** START Excerpted passage **
In order to simplify our proposed model and reduce the cost of computation, we adopt an incremental update method as other researchers do in [5, 10, 24], which only use current frame to partially update previous correlation filters when tracking online. Given the $t_{th}$ frame in a video sequence, let $p^t$ and $s^t$ denote the position and size of target in this frame, which are predicted by the tracker. $F^t$ is updated as follows:

$$\begin{aligned} F^{t}_{c} = \frac{A^{t}}{B^{t}} = \frac{(1 - \eta ) A^{t-1} + \eta \hat{A}^{t}}{(1 - \eta ) B^{t-1} + \eta \hat{B}^{t}} \end{aligned}$$

(4)

where

$$\begin{aligned} \hat{F}^{t}_{c} = \frac{\hat{A}^{t}}{\hat{B}^{t}}=\frac{Y^{t} \odot {\bar{X}^{t}_{c}}}{\sum _{c=1}^{c=C}X^{t}_{c} \odot \bar{X}^{t}_{c}+ \lambda } \end{aligned}$$

(5)

and the parameter $\eta $ is the learning rate of correlation filters.

Location Correlation Filter: Since features extracted by a pre-trained CNN are used in LCF, so $x^{t}$ and $f^{t}$ are three dimensional, which means $x^{t}, f^{t} \in \mathfrak {R}^{M\times N\times C}$. Let $y^t_l \in \mathfrak {R}^{M \times N}$ denote the desired output of LCF and it is a 2-D Gaussian shape distribution which is determined by the mean $\mu ^t_l$ and standard deviation $\delta ^t_l$. Suppose features from K convolution layers are used in our algorithm, there will be K independent correlation filters in LCF, which means:

$$\begin{aligned} \text {LCF} = \{F^{k,t}|k = 1,2,\ldots ,K \} \end{aligned}$$

(6)

each $F^{k,t}$ has a weight $w^{k}$, and $\sum _{k=1}^{k=K}w^{k} = 1$. The location of target predicted by $F^{k,t}$ is the coordinate $(m^k,n^k)$ of the maximum value in $r^k$. The ultimate location of target is computed as follows:

$$\begin{aligned} (m,n) = \sum _{k=1}^{k=K}w^{k} \cdot (m^k,n^k) \end{aligned}$$

(7)

the symbol $\cdot $ denote the product of two scalars. Once the ultimate location of target is predicted, there will be a loss between $(m^k,n^k)$ and (m, n), which implies the stability of $F^{k,t}$. And the weight $w^{k}$ is updated according to the stability of $F^{k,t}$. Please refer to [24] for more information.

It should be noted that the mean of $y^{t}_l$ is set to 0 and the standard deviation $\delta ^t_l$ is proportional to the target size $s^{t}$, i.e.:

$$\begin{aligned} \delta ^t_l \varpropto s^t \end{aligned}$$

(8)
** END Excerpted passage **
-- Directive A --
Please write out the rows, starting with the line with "section-heading — [7, 0, 955, 80]" and going on through the line with "paragraph-education: Kulttuuriammateissa toimivista", both included.
The rows that follow bear no relation to the text above.
** START Data supplied **
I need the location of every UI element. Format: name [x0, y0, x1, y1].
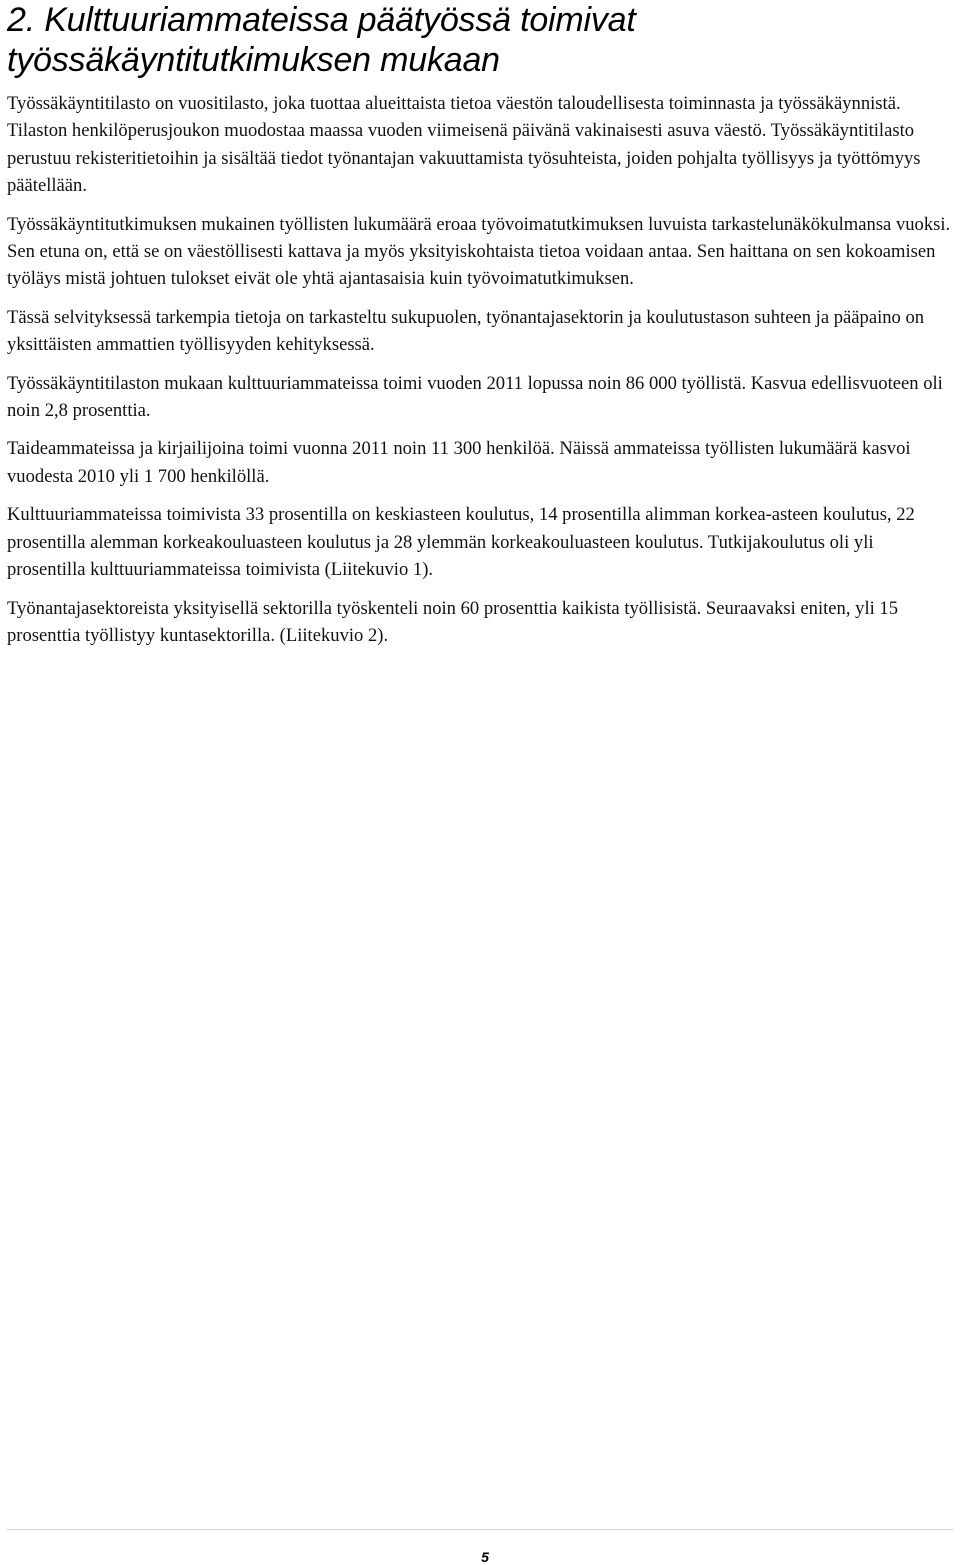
section-heading — [7, 0, 955, 80]
section-heading-line-2: työssäkäyntitutkimuksen mukaan — [7, 41, 500, 79]
paragraph-total-employed: Työssäkäyntitilaston mukaan kulttuuriammateissa toimi vuoden 2011 lopussa noin 86 000 työllistä. Kasvua edellisvuoteen oli noin 2,8 prosenttia. — [7, 372, 943, 422]
body-text — [7, 90, 955, 649]
paragraph-education: Kulttuuriammateissa toimivista 33 prosentilla on keskiasteen koulutus, 14 prosentilla alimman korkea-asteen koulutus, 22 prosentilla alemman korkeakouluasteen koulutus ja 28 ylemmän korkeakouluasteen koulutus. Tutkijakoulutus oli yli prosentilla kulttuuriammateissa toimivista (Liitekuvio 1). — [7, 504, 915, 581]
paragraph-comparison: Työssäkäyntitutkimuksen mukainen työllisten lukumäärä eroaa työvoimatutkimuksen luvuista tarkastelunäkökulmansa vuoksi. Sen etuna on, että se on väestöllisesti kattava ja myös yksityiskohtaista tietoa voidaan antaa. Sen haittana on sen kokoamisen työläys mistä johtuen tulokset eivät ole yhtä ajantasaisia kuin työvoimatutkimuksen. — [7, 213, 951, 290]
section-heading-line-1: 2. Kulttuuriammateissa päätyössä toimivat — [7, 1, 636, 39]
paragraph-employer-sectors: Työnantajasektoreista yksityisellä sektorilla työskenteli noin 60 prosenttia kaikista työllisistä. Seuraavaksi eniten, yli 15 prosenttia työllistyy kuntasektorilla. (Liitekuvio 2). — [7, 597, 899, 646]
page-number: 5 — [481, 1549, 489, 1565]
document-page — [7, 0, 955, 660]
paragraph-scope: Tässä selvityksessä tarkempia tietoja on tarkasteltu sukupuolen, työnantajasektorin ja koulutustason suhteen ja pääpaino on yksittäisten ammattien työllisyyden kehityksessä. — [7, 306, 925, 356]
paragraph-arts-professions: Taideammateissa ja kirjailijoina toimi vuonna 2011 noin 11 300 henkilöä. Näissä ammateissa työllisten lukumäärä kasvoi vuodesta 2010 yli 1 700 henkilöllä. — [7, 438, 911, 487]
footer-divider — [7, 1529, 953, 1530]
paragraph-statistics-intro: Työssäkäyntitilasto on vuositilasto, joka tuottaa alueittaista tietoa väestön taloudellisesta toiminnasta ja työssäkäynnistä. Tilaston henkilöperusjoukon muodostaa maassa vuoden viimeisenä päivänä vakinaisesti asuva väestö. Työssäkäyntitilasto perustuu rekisteritietoihin ja sisältää tiedot työnantajan vakuuttamista työsuhteista, joiden pohjalta työllisyys ja työttömyys päätellään. — [7, 93, 921, 197]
** END Data supplied **
-- Directive B --
Answer these questions on the correlation filter passage, one a line:
(i) What is the parameter η?
(ii) What value is the mean of the desired output of LCF set to?
(iii) What do the weights of the K filters in LCF add up to?

-- Full response A --
section-heading — [7, 0, 955, 80]
section-heading-line-2: työssäkäyntitutkimuksen mukaan — [7, 41, 500, 79]
paragraph-total-employed: Työssäkäyntitilaston mukaan kulttuuriammateissa toimi vuoden 2011 lopussa noin 86 000 työllistä. Kasvua edellisvuoteen oli noin 2,8 prosenttia. — [7, 372, 943, 422]
body-text — [7, 90, 955, 649]
paragraph-education: Kulttuuriammateissa toimivista 33 prosentilla on keskiasteen koulutus, 14 prosentilla alimman korkea-asteen koulutus, 22 prosentilla alemman korkeakouluasteen koulutus ja 28 ylemmän korkeakouluasteen koulutus. Tutkijakoulutus oli yli prosentilla kulttuuriammateissa toimivista (Liitekuvio 1). — [7, 504, 915, 581]

-- Full response B --
(i) The learning rate of the correlation filters
(ii) 0
(iii) 1